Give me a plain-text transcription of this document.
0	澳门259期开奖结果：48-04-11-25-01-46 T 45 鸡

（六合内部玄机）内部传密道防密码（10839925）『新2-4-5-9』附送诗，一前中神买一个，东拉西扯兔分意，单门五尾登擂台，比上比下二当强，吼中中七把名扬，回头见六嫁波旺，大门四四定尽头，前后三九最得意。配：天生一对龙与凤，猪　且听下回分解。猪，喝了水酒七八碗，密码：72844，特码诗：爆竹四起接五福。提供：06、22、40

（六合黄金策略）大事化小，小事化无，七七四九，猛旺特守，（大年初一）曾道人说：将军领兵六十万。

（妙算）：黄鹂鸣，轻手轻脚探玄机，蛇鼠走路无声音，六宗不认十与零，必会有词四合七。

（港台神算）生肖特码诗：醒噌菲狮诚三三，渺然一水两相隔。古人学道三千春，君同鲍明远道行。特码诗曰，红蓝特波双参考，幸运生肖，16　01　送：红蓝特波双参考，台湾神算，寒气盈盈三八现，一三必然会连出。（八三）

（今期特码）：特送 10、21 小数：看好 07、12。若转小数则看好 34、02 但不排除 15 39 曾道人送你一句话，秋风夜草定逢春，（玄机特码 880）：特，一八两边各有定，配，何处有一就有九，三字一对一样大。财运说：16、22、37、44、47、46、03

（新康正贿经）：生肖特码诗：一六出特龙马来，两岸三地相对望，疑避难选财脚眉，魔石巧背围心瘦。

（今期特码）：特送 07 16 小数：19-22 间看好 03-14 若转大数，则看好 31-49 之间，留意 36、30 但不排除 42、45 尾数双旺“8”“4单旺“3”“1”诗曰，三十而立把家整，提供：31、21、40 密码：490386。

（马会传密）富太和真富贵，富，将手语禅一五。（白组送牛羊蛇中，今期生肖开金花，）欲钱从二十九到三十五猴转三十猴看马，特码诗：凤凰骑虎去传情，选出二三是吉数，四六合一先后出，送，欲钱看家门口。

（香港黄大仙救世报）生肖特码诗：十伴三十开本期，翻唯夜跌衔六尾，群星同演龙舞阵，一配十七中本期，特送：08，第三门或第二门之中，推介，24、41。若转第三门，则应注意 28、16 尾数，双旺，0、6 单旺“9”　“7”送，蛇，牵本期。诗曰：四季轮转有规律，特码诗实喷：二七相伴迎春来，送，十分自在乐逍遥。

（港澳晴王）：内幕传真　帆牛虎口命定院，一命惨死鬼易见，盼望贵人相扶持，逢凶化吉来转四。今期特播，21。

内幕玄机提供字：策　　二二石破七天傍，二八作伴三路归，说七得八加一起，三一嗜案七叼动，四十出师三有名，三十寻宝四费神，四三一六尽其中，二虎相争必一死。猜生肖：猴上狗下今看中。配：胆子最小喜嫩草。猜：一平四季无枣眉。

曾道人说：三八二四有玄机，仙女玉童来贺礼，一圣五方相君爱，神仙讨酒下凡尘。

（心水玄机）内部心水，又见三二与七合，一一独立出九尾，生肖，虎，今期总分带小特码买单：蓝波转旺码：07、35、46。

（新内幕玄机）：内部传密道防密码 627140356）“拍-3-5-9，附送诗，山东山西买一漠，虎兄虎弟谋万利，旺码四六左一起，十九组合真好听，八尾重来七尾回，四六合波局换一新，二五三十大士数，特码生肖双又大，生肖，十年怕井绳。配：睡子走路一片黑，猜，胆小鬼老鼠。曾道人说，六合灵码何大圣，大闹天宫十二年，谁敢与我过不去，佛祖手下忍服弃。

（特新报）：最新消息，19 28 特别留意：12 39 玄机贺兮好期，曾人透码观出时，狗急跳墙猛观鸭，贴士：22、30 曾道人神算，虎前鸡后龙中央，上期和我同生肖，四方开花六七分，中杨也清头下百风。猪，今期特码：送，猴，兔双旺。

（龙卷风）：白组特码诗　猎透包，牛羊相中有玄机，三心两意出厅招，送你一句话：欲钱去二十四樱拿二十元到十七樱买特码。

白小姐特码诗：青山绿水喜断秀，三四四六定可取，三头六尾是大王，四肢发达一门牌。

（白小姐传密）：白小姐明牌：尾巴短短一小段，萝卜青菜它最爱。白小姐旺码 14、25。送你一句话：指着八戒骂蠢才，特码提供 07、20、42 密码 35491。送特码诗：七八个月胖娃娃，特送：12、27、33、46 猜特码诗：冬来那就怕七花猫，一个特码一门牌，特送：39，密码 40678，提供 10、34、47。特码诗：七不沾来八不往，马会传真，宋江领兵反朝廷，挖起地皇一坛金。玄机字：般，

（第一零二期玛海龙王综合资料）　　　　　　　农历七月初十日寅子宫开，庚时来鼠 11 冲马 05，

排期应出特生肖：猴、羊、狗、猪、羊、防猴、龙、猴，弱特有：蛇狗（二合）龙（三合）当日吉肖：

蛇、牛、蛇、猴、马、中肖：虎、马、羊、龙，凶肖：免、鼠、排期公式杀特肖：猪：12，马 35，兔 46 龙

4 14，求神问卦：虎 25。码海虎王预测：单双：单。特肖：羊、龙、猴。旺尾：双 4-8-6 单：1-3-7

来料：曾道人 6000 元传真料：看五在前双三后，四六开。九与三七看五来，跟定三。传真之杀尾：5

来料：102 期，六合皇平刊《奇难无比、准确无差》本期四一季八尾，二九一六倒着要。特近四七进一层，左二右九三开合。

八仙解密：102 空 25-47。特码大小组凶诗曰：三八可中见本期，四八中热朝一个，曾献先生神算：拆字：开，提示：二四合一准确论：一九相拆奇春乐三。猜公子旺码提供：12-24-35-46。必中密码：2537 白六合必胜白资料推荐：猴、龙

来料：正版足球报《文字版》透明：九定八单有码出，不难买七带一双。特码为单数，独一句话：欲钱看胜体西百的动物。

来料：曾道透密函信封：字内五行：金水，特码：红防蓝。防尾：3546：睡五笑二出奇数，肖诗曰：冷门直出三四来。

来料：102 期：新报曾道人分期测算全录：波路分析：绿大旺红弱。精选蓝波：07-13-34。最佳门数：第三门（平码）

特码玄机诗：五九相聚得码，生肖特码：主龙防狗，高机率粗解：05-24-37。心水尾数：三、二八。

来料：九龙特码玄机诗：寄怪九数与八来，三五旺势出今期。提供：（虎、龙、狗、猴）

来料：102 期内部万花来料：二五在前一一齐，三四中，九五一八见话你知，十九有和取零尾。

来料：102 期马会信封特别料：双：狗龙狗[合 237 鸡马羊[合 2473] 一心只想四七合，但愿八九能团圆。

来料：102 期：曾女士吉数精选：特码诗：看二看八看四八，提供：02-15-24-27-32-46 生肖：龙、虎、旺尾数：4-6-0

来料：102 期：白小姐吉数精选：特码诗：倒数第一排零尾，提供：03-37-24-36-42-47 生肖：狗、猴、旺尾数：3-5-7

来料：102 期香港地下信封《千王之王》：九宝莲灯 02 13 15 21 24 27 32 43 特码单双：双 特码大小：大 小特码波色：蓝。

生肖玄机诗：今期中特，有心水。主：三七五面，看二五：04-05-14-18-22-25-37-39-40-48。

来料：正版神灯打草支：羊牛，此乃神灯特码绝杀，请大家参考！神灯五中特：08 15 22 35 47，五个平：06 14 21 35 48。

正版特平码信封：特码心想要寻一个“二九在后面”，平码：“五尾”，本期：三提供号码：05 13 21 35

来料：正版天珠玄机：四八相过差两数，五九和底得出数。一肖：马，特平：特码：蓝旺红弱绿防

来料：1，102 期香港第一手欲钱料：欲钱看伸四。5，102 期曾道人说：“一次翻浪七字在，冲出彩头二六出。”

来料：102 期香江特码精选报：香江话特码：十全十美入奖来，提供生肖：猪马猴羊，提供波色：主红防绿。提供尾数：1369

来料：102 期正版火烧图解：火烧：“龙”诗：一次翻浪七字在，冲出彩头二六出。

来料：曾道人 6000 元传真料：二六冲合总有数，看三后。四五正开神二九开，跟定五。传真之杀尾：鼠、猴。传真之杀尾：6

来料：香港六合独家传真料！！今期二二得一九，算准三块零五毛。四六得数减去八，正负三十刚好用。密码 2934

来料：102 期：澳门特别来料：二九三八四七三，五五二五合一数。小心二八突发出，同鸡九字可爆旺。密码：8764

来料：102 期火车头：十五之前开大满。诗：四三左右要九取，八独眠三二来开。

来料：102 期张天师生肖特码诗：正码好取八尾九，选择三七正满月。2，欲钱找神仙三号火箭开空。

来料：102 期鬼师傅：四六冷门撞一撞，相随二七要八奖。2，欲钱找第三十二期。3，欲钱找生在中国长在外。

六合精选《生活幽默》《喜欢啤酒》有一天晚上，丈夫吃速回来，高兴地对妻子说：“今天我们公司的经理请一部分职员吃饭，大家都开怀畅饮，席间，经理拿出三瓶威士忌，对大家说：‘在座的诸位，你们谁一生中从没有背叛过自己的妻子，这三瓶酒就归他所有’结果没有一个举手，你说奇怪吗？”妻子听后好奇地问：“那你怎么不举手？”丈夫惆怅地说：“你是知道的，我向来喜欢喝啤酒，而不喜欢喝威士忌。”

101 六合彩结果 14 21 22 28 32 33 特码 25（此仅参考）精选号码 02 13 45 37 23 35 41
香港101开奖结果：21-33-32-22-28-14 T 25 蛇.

.....

What is being asked - Filter the listing above by the word "元传真料"; copy each line that passes.

The answer -
来料：曾道人 6000 元传真料：看五在前双三后，四六开。九与三七看五来，跟定三。传真之杀尾：5
来料：曾道人 6000 元传真料：二六冲合总有数，看三后。四五正开神二九开，跟定五。传真之杀尾：鼠、猴。传真之杀尾：6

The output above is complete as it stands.